Each entry has to be set down again with no alteration.

┌─ Supplied records

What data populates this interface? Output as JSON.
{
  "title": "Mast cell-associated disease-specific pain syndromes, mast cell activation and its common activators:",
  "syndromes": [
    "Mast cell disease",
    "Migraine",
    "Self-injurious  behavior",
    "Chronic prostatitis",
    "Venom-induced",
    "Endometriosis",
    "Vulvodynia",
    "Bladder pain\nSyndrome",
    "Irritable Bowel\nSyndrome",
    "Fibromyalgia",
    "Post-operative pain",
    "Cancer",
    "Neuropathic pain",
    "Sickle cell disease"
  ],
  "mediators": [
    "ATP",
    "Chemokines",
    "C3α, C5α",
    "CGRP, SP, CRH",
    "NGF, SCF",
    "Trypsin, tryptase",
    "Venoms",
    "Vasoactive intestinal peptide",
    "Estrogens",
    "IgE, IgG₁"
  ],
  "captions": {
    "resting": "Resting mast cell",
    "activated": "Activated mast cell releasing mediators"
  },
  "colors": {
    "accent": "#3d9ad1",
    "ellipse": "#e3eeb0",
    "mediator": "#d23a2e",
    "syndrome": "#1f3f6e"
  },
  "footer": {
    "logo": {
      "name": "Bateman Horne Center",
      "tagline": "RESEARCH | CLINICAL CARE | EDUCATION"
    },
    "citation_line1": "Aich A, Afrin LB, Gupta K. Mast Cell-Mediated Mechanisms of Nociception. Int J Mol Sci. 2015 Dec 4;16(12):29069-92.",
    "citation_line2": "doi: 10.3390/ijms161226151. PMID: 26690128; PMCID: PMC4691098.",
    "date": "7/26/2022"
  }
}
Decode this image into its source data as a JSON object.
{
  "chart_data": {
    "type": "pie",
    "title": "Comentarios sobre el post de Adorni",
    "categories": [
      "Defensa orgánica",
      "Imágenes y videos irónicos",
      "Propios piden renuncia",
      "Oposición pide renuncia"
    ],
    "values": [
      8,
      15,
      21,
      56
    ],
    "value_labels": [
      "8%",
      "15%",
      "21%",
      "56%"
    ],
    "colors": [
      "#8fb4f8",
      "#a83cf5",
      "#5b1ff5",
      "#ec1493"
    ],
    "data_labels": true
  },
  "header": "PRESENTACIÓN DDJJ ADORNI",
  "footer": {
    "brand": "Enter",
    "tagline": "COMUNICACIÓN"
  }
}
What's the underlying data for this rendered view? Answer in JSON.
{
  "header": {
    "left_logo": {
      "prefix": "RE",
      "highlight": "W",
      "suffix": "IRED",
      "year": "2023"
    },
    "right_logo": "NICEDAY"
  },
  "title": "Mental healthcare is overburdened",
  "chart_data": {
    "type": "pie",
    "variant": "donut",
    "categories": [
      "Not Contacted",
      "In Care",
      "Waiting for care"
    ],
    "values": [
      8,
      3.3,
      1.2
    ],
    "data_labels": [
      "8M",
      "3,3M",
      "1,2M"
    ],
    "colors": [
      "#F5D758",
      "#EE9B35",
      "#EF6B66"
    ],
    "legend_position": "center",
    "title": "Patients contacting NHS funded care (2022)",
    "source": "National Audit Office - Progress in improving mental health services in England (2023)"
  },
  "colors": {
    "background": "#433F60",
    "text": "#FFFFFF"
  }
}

└─

* [Response below]:
What data populates this interface? Output as JSON.
{
  "title": "Mast cell-associated disease-specific pain syndromes, mast cell activation and its common activators:",
  "syndromes": [
    "Mast cell disease",
    "Migraine",
    "Self-injurious  behavior",
    "Chronic prostatitis",
    "Venom-induced",
    "Endometriosis",
    "Vulvodynia",
    "Bladder pain\nSyndrome",
    "Irritable Bowel\nSyndrome",
    "Fibromyalgia",
    "Post-operative pain",
    "Cancer",
    "Neuropathic pain",
    "Sickle cell disease"
  ],
  "mediators": [
    "ATP",
    "Chemokines",
    "C3α, C5α",
    "CGRP, SP, CRH",
    "NGF, SCF",
    "Trypsin, tryptase",
    "Venoms",
    "Vasoactive intestinal peptide",
    "Estrogens",
    "IgE, IgG₁"
  ],
  "captions": {
    "resting": "Resting mast cell",
    "activated": "Activated mast cell releasing mediators"
  },
  "colors": {
    "accent": "#3d9ad1",
    "ellipse": "#e3eeb0",
    "mediator": "#d23a2e",
    "syndrome": "#1f3f6e"
  },
  "footer": {
    "logo": {
      "name": "Bateman Horne Center",
      "tagline": "RESEARCH | CLINICAL CARE | EDUCATION"
    },
    "citation_line1": "Aich A, Afrin LB, Gupta K. Mast Cell-Mediated Mechanisms of Nociception. Int J Mol Sci. 2015 Dec 4;16(12):29069-92.",
    "citation_line2": "doi: 10.3390/ijms161226151. PMID: 26690128; PMCID: PMC4691098.",
    "date": "7/26/2022"
  }
}
Decode this image into its source data as a JSON object.
{
  "chart_data": {
    "type": "pie",
    "title": "Comentarios sobre el post de Adorni",
    "categories": [
      "Defensa orgánica",
      "Imágenes y videos irónicos",
      "Propios piden renuncia",
      "Oposición pide renuncia"
    ],
    "values": [
      8,
      15,
      21,
      56
    ],
    "value_labels": [
      "8%",
      "15%",
      "21%",
      "56%"
    ],
    "colors": [
      "#8fb4f8",
      "#a83cf5",
      "#5b1ff5",
      "#ec1493"
    ],
    "data_labels": true
  },
  "header": "PRESENTACIÓN DDJJ ADORNI",
  "footer": {
    "brand": "Enter",
    "tagline": "COMUNICACIÓN"
  }
}
What's the underlying data for this rendered view? Answer in JSON.
{
  "header": {
    "left_logo": {
      "prefix": "RE",
      "highlight": "W",
      "suffix": "IRED",
      "year": "2023"
    },
    "right_logo": "NICEDAY"
  },
  "title": "Mental healthcare is overburdened",
  "chart_data": {
    "type": "pie",
    "variant": "donut",
    "categories": [
      "Not Contacted",
      "In Care",
      "Waiting for care"
    ],
    "values": [
      8,
      3.3,
      1.2
    ],
    "data_labels": [
      "8M",
      "3,3M",
      "1,2M"
    ],
    "colors": [
      "#F5D758",
      "#EE9B35",
      "#EF6B66"
    ],
    "legend_position": "center",
    "title": "Patients contacting NHS funded care (2022)",
    "source": "National Audit Office - Progress in improving mental health services in England (2023)"
  },
  "colors": {
    "background": "#433F60",
    "text": "#FFFFFF"
  }
}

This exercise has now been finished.